**OBJECTIVE**
Scan the records for the word "Services". Copy each line that includes it.

::: DATA RECORDS

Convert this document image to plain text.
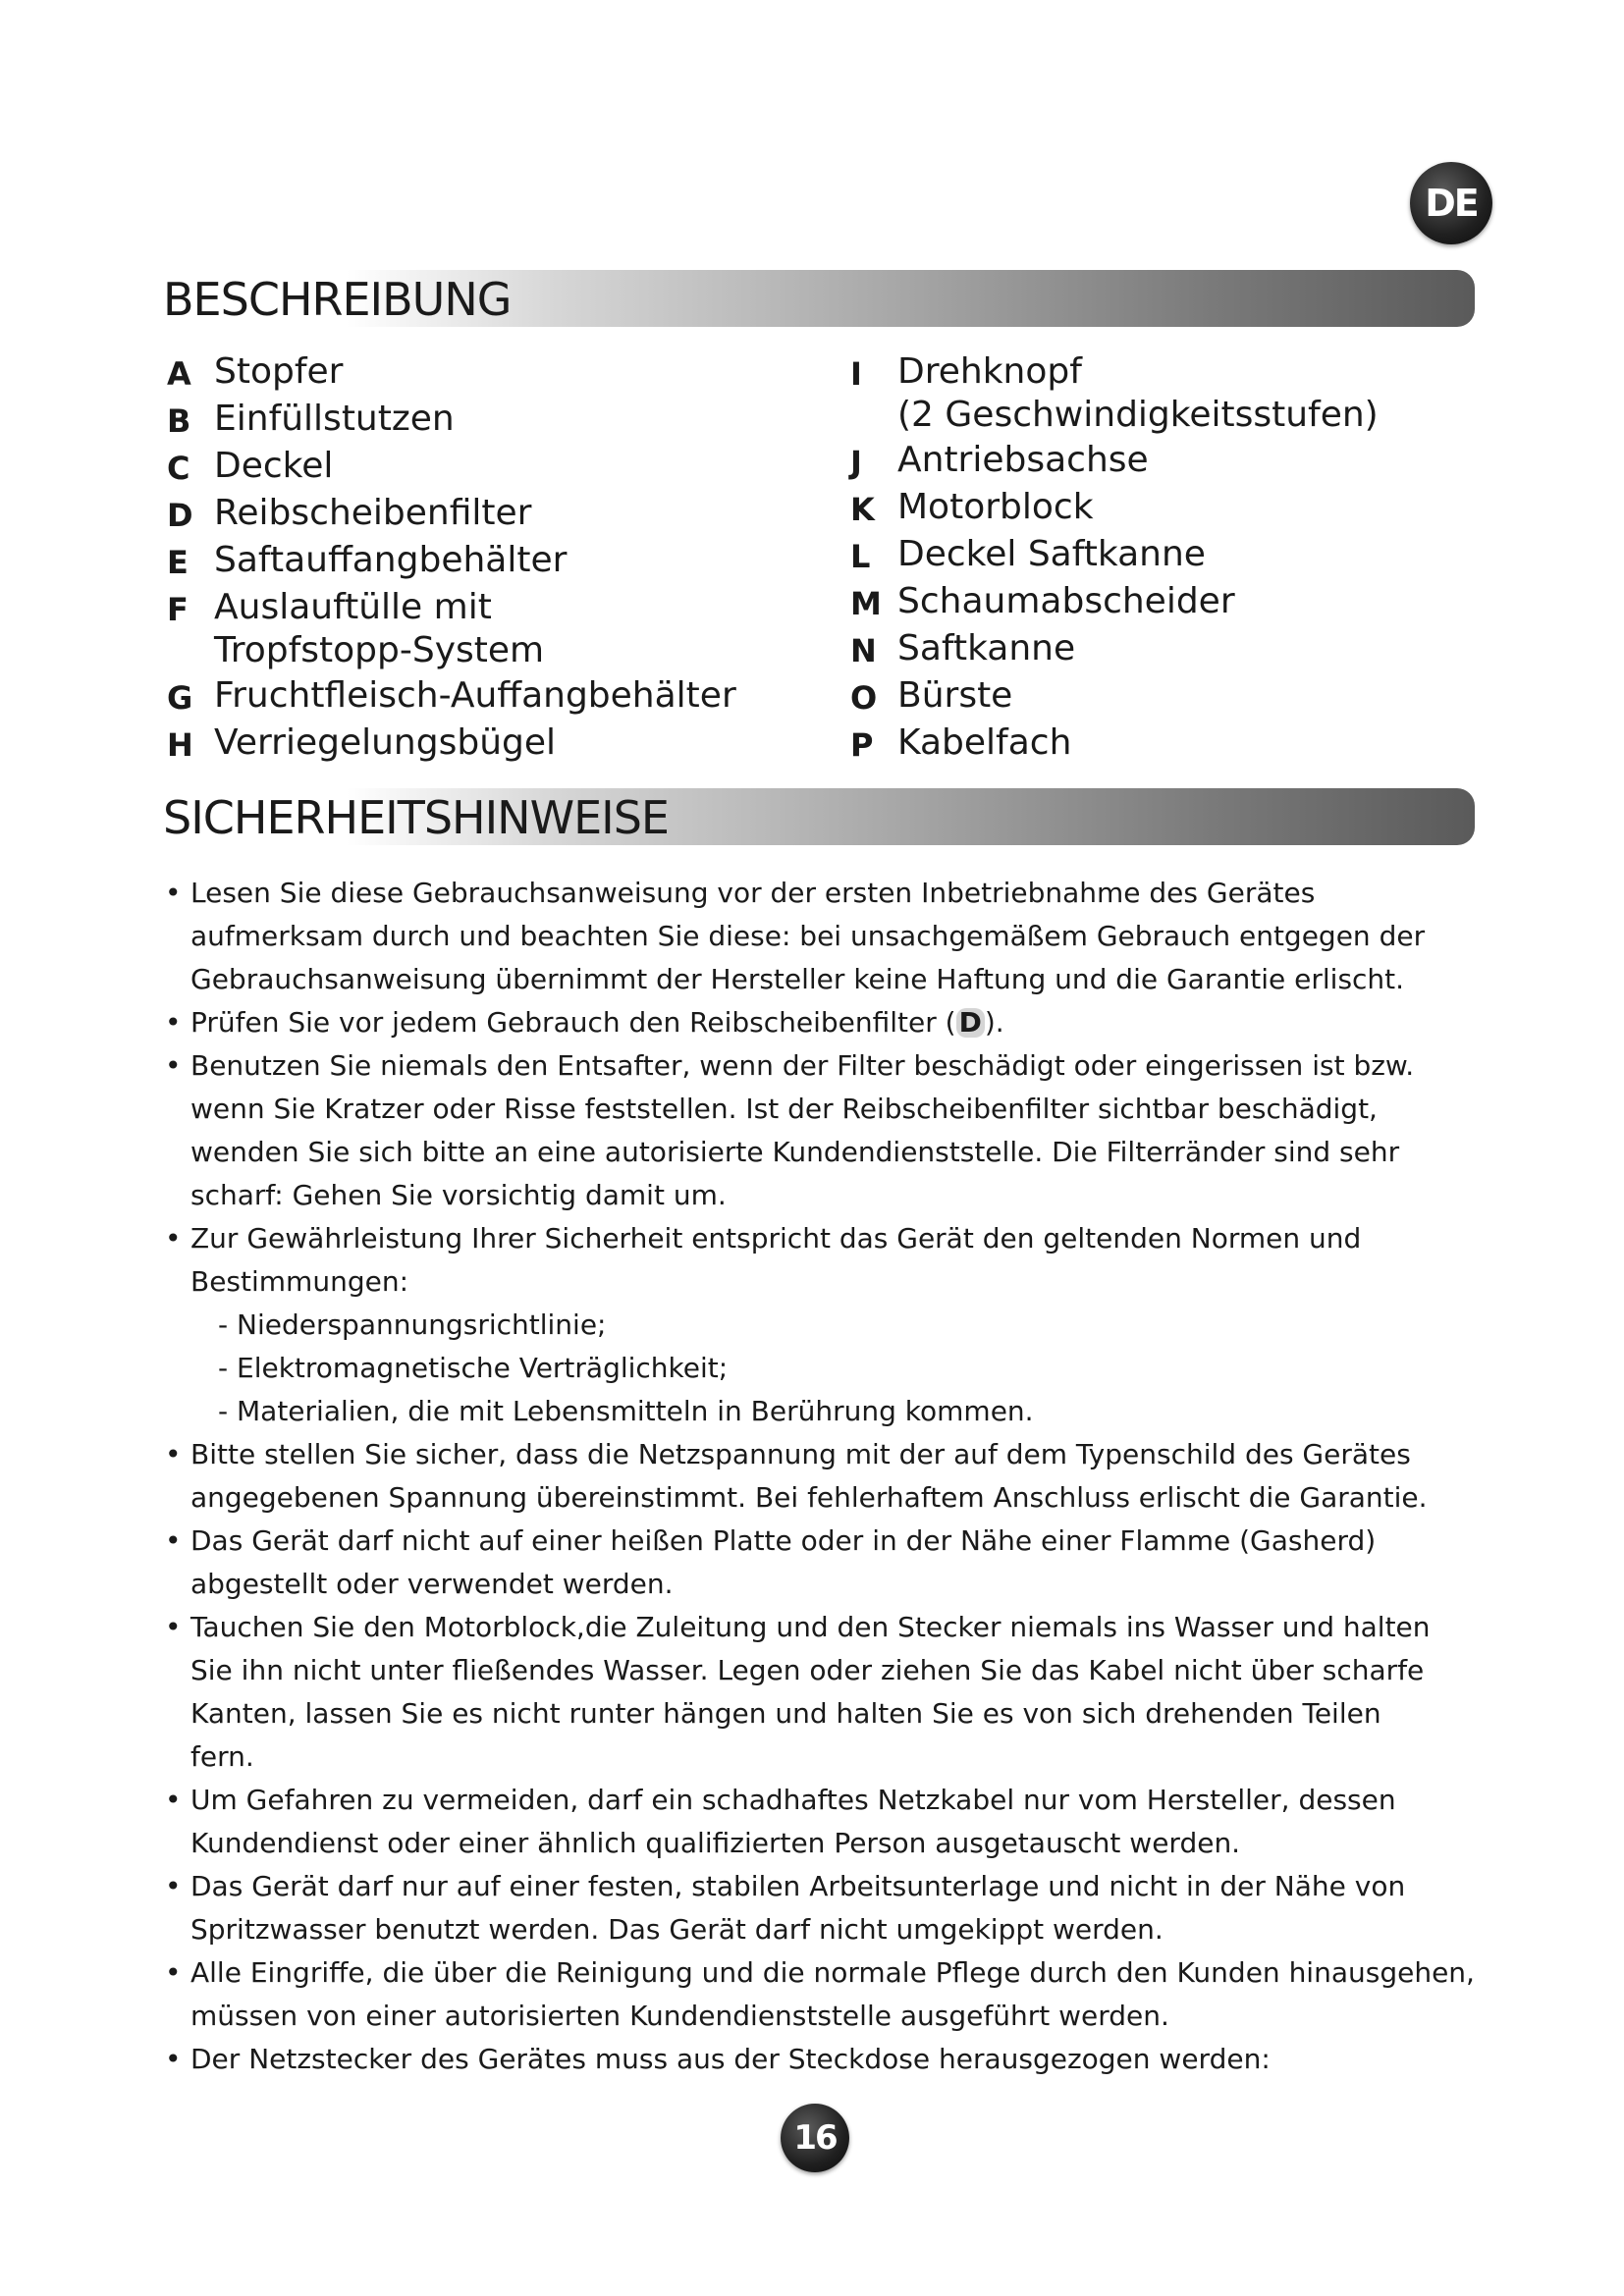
DE
BESCHREIBUNG
A Stopfer
B Einfüllstutzen
C Deckel
D Reibscheibenfilter
E Saftauffangbehälter
F Auslauftülle mit
Tropfstopp-System
G Fruchtfleisch-Auffangbehälter
H Verriegelungsbügel
I	Drehknopf
(2 Geschwindigkeitsstufen)
J	Antriebsachse
K Motorblock
L Deckel Saftkanne
M Schaumabscheider
N Saftkanne
O Bürste
P Kabelfach
SICHERHEITSHINWEISE
• Lesen Sie diese Gebrauchsanweisung vor der ersten Inbetriebnahme des Gerätes
aufmerksam durch und beachten Sie diese: bei unsachgemäßem Gebrauch entgegen der
Gebrauchsanweisung übernimmt der Hersteller keine Haftung und die Garantie erlischt.
• Prüfen Sie vor jedem Gebrauch den Reibscheibenfilter ( D ).
• Benutzen Sie niemals den Entsafter, wenn der Filter beschädigt oder eingerissen ist bzw.
wenn Sie Kratzer oder Risse feststellen. Ist der Reibscheibenfilter sichtbar beschädigt,
wenden Sie sich bitte an eine autorisierte Kundendienststelle. Die Filterränder sind sehr
scharf: Gehen Sie vorsichtig damit um.
• Zur Gewährleistung Ihrer Sicherheit entspricht das Gerät den geltenden Normen und
Bestimmungen:
- Niederspannungsrichtlinie;
- Elektromagnetische Verträglichkeit;
- Materialien, die mit Lebensmitteln in Berührung kommen.
• Bitte stellen Sie sicher, dass die Netzspannung mit der auf dem Typenschild des Gerätes
angegebenen Spannung übereinstimmt. Bei fehlerhaftem Anschluss erlischt die Garantie.
• Das Gerät darf nicht auf einer heißen Platte oder in der Nähe einer Flamme (Gasherd)
abgestellt oder verwendet werden.
• Tauchen Sie den Motorblock,die Zuleitung und den Stecker niemals ins Wasser und halten
Sie ihn nicht unter fließendes Wasser. Legen oder ziehen Sie das Kabel nicht über scharfe
Kanten, lassen Sie es nicht runter hängen und halten Sie es von sich drehenden Teilen
fern.
• Um Gefahren zu vermeiden, darf ein schadhaftes Netzkabel nur vom Hersteller, dessen
Kundendienst oder einer ähnlich qualifizierten Person ausgetauscht werden.
• Das Gerät darf nur auf einer festen, stabilen Arbeitsunterlage und nicht in der Nähe von
Spritzwasser benutzt werden. Das Gerät darf nicht umgekippt werden.
• Alle Eingriffe, die über die Reinigung und die normale Pflege durch den Kunden hinausgehen,
müssen von einer autorisierten Kundendienststelle ausgeführt werden.
• Der Netzstecker des Gerätes muss aus der Steckdose herausgezogen werden:
16
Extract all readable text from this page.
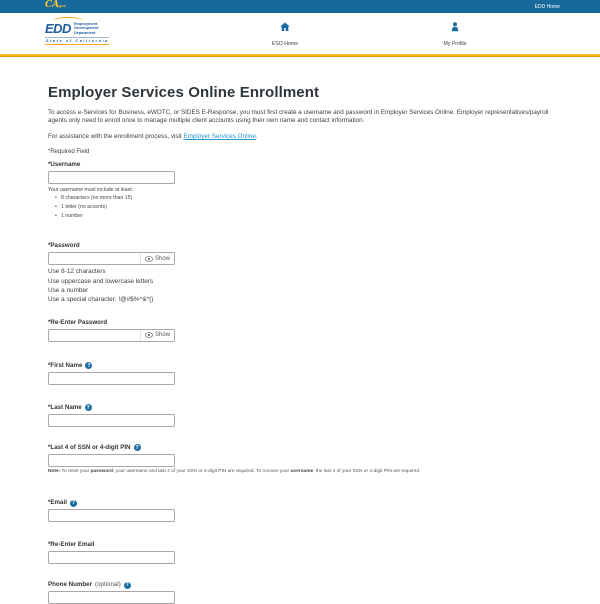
CA.gov	EDD Home
EDD Employment
Development
Department
State of California
ESO Home	My Profile
Employer Services Online Enrollment

To access e-Services for Business, eWOTC, or SIDES E-Response, you must first create a username and password in Employer Services Online. Employer representatives/payroll agents only need to enroll once to manage multiple client accounts using their own name and contact information.

For assistance with the enrollment process, visit Employer Services Online.

*Required Field

*Username
Your username must include at least:
• 8 characters (no more than 15)
• 1 letter (no accents)
• 1 number
*Password
Show
Use 8-12 characters
Use uppercase and lowercase letters
Use a number
Use a special character: !@#$%^&*()
*Re-Enter Password
Show
*First Name ?
*Last Name ?
*Last 4 of SSN or 4-digit PIN ?
Note: To reset your password, your username and last 4 of your SSN or 4-digit PIN are required. To recover your username, the last 4 of your SSN or 4-digit PIN are required.
*Email ?
*Re-Enter Email
Phone Number (optional) ?
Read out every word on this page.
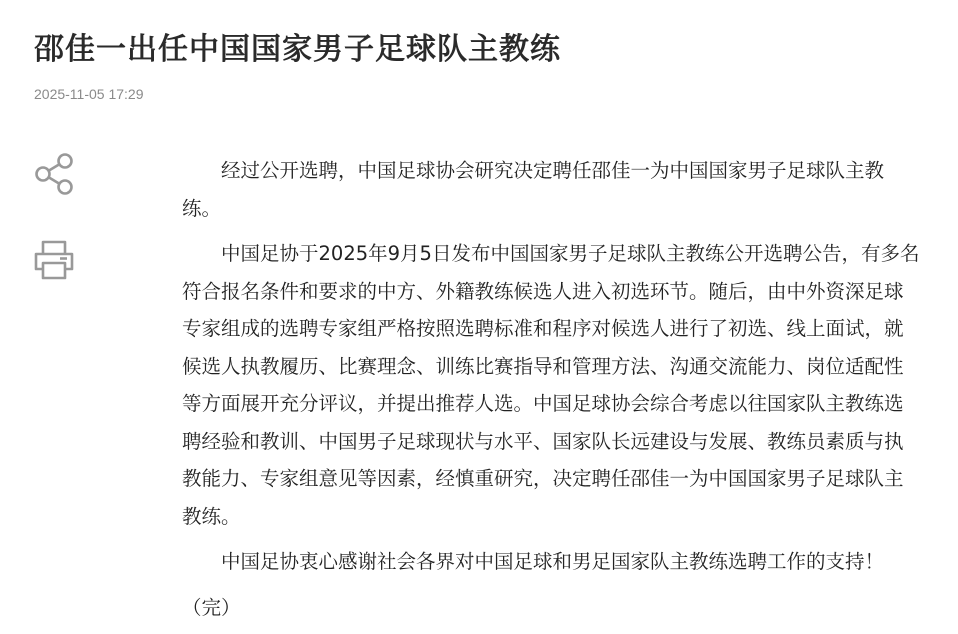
邵佳一出任中国国家男子足球队主教练
2025-11-05 17:29

经过公开选聘，中国足球协会研究决定聘任邵佳一为中国国家男子足球队主教练。

中国足协于2025年9月5日发布中国国家男子足球队主教练公开选聘公告，有多名符合报名条件和要求的中方、外籍教练候选人进入初选环节。随后，由中外资深足球专家组成的选聘专家组严格按照选聘标准和程序对候选人进行了初选、线上面试，就候选人执教履历、比赛理念、训练比赛指导和管理方法、沟通交流能力、岗位适配性等方面展开充分评议，并提出推荐人选。中国足球协会综合考虑以往国家队主教练选聘经验和教训、中国男子足球现状与水平、国家队长远建设与发展、教练员素质与执教能力、专家组意见等因素，经慎重研究，决定聘任邵佳一为中国国家男子足球队主教练。

中国足协衷心感谢社会各界对中国足球和男足国家队主教练选聘工作的支持！

（完）
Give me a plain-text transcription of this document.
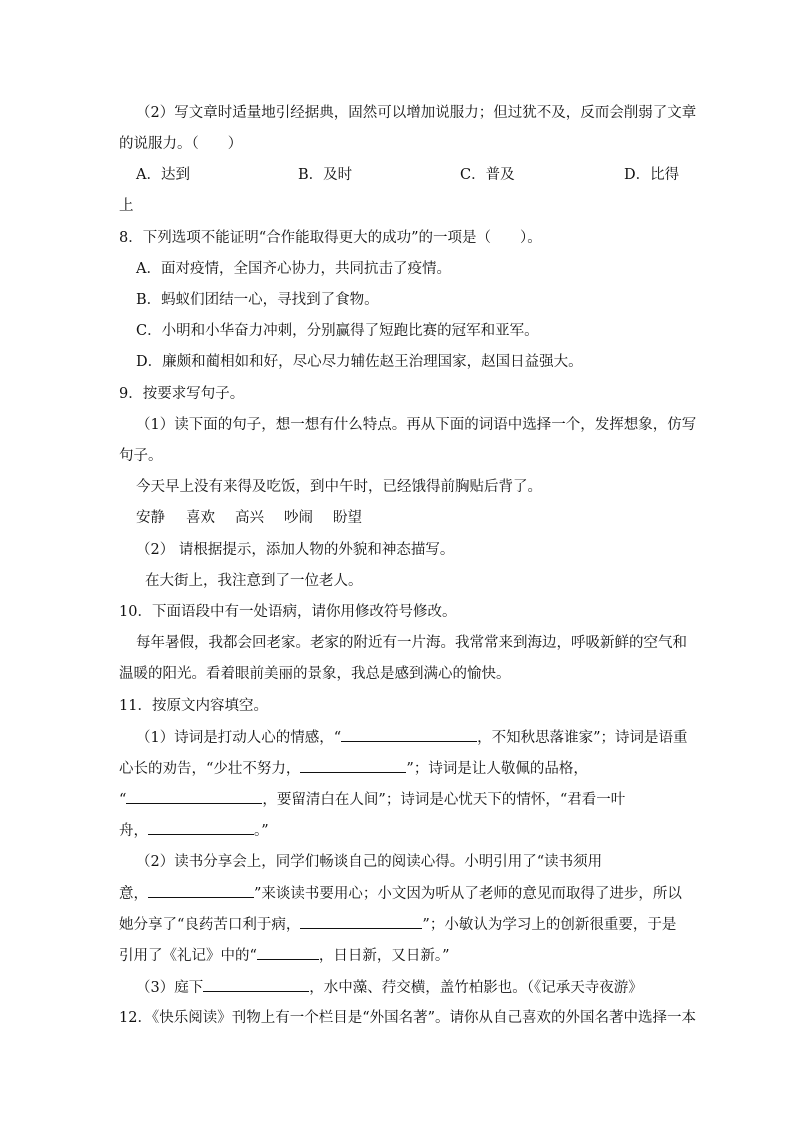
（2）写文章时适量地引经据典，固然可以增加说服力；但过犹不及，反而会削弱了文章
的说服力。（　　）
A．达到	B．及时	C．普及	D．比得
上
8．下列选项不能证明“合作能取得更大的成功”的一项是（　　）。
A．面对疫情，全国齐心协力，共同抗击了疫情。
B．蚂蚁们团结一心，寻找到了食物。
C．小明和小华奋力冲刺，分别赢得了短跑比赛的冠军和亚军。
D．廉颇和蔺相如和好，尽心尽力辅佐赵王治理国家，赵国日益强大。
9．按要求写句子。
（1）读下面的句子，想一想有什么特点。再从下面的词语中选择一个，发挥想象，仿写
句子。
今天早上没有来得及吃饭，到中午时，已经饿得前胸贴后背了。
安静 喜欢 高兴 吵闹 盼望
（2） 请根据提示，添加人物的外貌和神态描写。
在大街上，我注意到了一位老人。
10．下面语段中有一处语病，请你用修改符号修改。
每年暑假，我都会回老家。老家的附近有一片海。我常常来到海边，呼吸新鲜的空气和
温暖的阳光。看着眼前美丽的景象，我总是感到满心的愉快。
11．按原文内容填空。
（1）诗词是打动人心的情感，“	，不知秋思落谁家”；诗词是语重
心长的劝告，“少壮不努力，	”；诗词是让人敬佩的品格，
“	，要留清白在人间”；诗词是心忧天下的情怀，“君看一叶
舟，	。”
（2）读书分享会上，同学们畅谈自己的阅读心得。小明引用了“读书须用
意，	”来谈读书要用心；小文因为听从了老师的意见而取得了进步，所以
她分享了“良药苦口利于病，	”；小敏认为学习上的创新很重要，于是
引用了《礼记》中的“	，日日新，又日新。”
（3）庭下	，水中藻、荇交横，盖竹柏影也。（《记承天寺夜游》
12．《快乐阅读》刊物上有一个栏目是“外国名著”。请你从自己喜欢的外国名著中选择一本
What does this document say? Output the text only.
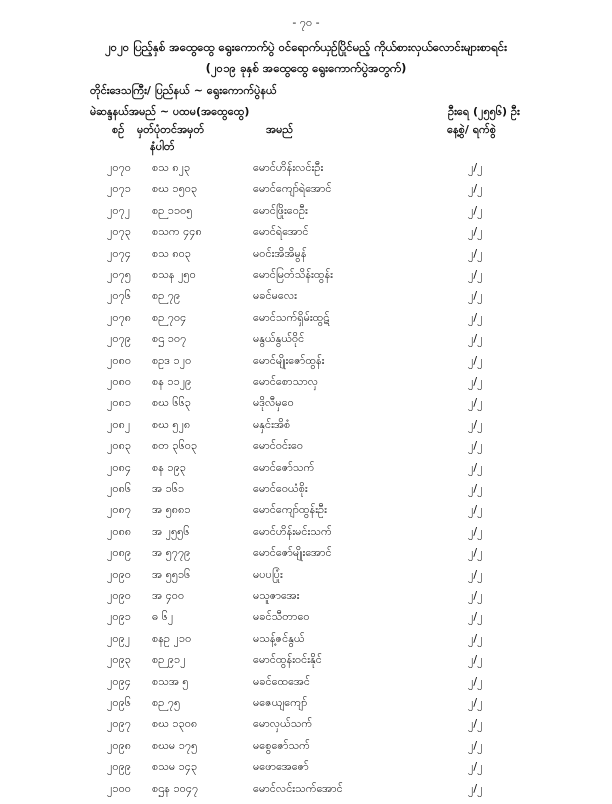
- ၇၀ -
၂၀၂၀ ပြည့်နှစ် အထွေထွေ ရွေးကောက်ပွဲ ဝင်ရောက်ယှဉ်ပြိုင်မည့် ကိုယ်စားလှယ်လောင်းများစာရင်း
(၂၀၁၉ ခုနှစ် အထွေထွေ ရွေးကောက်ပွဲအတွက်)
တိုင်းဒေသကြီး/ ပြည်နယ် ~ ရွေးကောက်ပွဲနယ်
မဲဆန္ဒနယ်အမည် ~ ပထမ(အထွေထွေ)	ဦးရေ (၂၅၅၆) ဦး
စဉ် မှတ်ပုံတင်အမှတ်
နံပါတ်
အမည်	နေ့စွဲ/ ရက်စွဲ
၂၀၇၀ စသ ၈၂၃	မောင်ဟိန်းလင်းဦး	၂/၂
၂၀၇၁ စဃ ၁၅၀၃	မောင်ကျော်ရဲအောင်	၂/၂
၂၀၇၂ စဉ ၁၁၀၅	မောင်ဖြိုးဝေဦး	၂/၂
၂၀၇၃ စသက ၄၄၈	မောင်ရဲအောင်	၂/၂
၂၀၇၄ စသ ၈၀၃	မဝင်းအိအိမွန်	၂/၂
၂၀၇၅ စသန ၂၅၀	မောင်မြတ်သိန်းထွန်း	၂/၂
၂၀၇၆ စဉ ၇၉	မခင်မလေး	၂/၂
၂၀၇၈ စဉ ၇၀၄	မောင်သက်ရှိမ်းထွဋ်	၂/၂
၂၀၇၉ စဌ ၁၀၇	မနွယ်နွယ်ဝိုင်	၂/၂
၂၀၈၀ စဥဒ ၁၂၀	မောင်မျိုးဇော်ထွန်း	၂/၂
၂၀၈၀ စန ၁၁၂၉	မောင်စောသာလှ	၂/၂
၂၀၈၁ စဃ ၆၆၃	မဒိုလီမှဝေ	၂/၂
၂၀၈၂ စဃ ၅၂၈	မနှင်းအိစံ	၂/၂
၂၀၈၃ စတ ၃၆၀၃	မောင်ဝင်းဝေ	၂/၂
၂၀၈၄ စန ၁၉၃	မောင်ဇော်သက်	၂/၂
၂၀၈၆ အ ၁၆၁	မောင်ဝေယံစိုး	၂/၂
၂၀၈၇ အ ၅၈၈၁	မောင်ကျော်ထွန်းဦး	၂/၂
၂၀၈၈ အ ၂၅၅၆	မောင်ဟိန်းမင်းသက်	၂/၂
၂၀၈၉ အ ၅၇၇၉	မောင်ဇော်မျိုးအောင်	၂/၂
၂၀၉၀ အ ၅၅၁၆	မပပပြုံး	၂/၂
၂၀၉၀ အ ၄၀၀	မသူဇာအေး	၂/၂
၂၀၉၁ ဓ ၆၂	မခင်သီတာဝေ	၂/၂
၂၀၉၂ စနဥ ၂၁၀	မသန့်ဇင်နွယ်	၂/၂
၂၀၉၃ စဉ ၉၁၂	မောင်ထွန်းဝင်းနိုင်	၂/၂
၂၀၉၄ စသအ ၅	မခင်ထေအေင်	၂/၂
၂၀၉၆ စဉ ၇၅	မဇေယျကျော်	၂/၂
၂၀၉၇ စဃ ၁၃၀၈	မောလှယ်သက်	၂/၂
၂၀၉၈ စဃမ ၁၇၅	မစွေဇော်သက်	၂/၂
၂၀၉၉ စသမ ၁၄၃	မဖောအေဇော်	၂/၂
၂၁၀၀ စဌန ၁၀၄၇	မောင်လင်းသက်အောင်	၂/၂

::::::

**ANSWER FOR THE TASK**
Employer Services Online Enrollment
To access e-Services for Business, eWOTC, or SIDES E-Response, you must first create a username and password in Employer Services Online. Employer representatives/payroll agents only need to enroll once to manage multiple client accounts using their own name and contact information.
For assistance with the enrollment process, visit Employer Services Online.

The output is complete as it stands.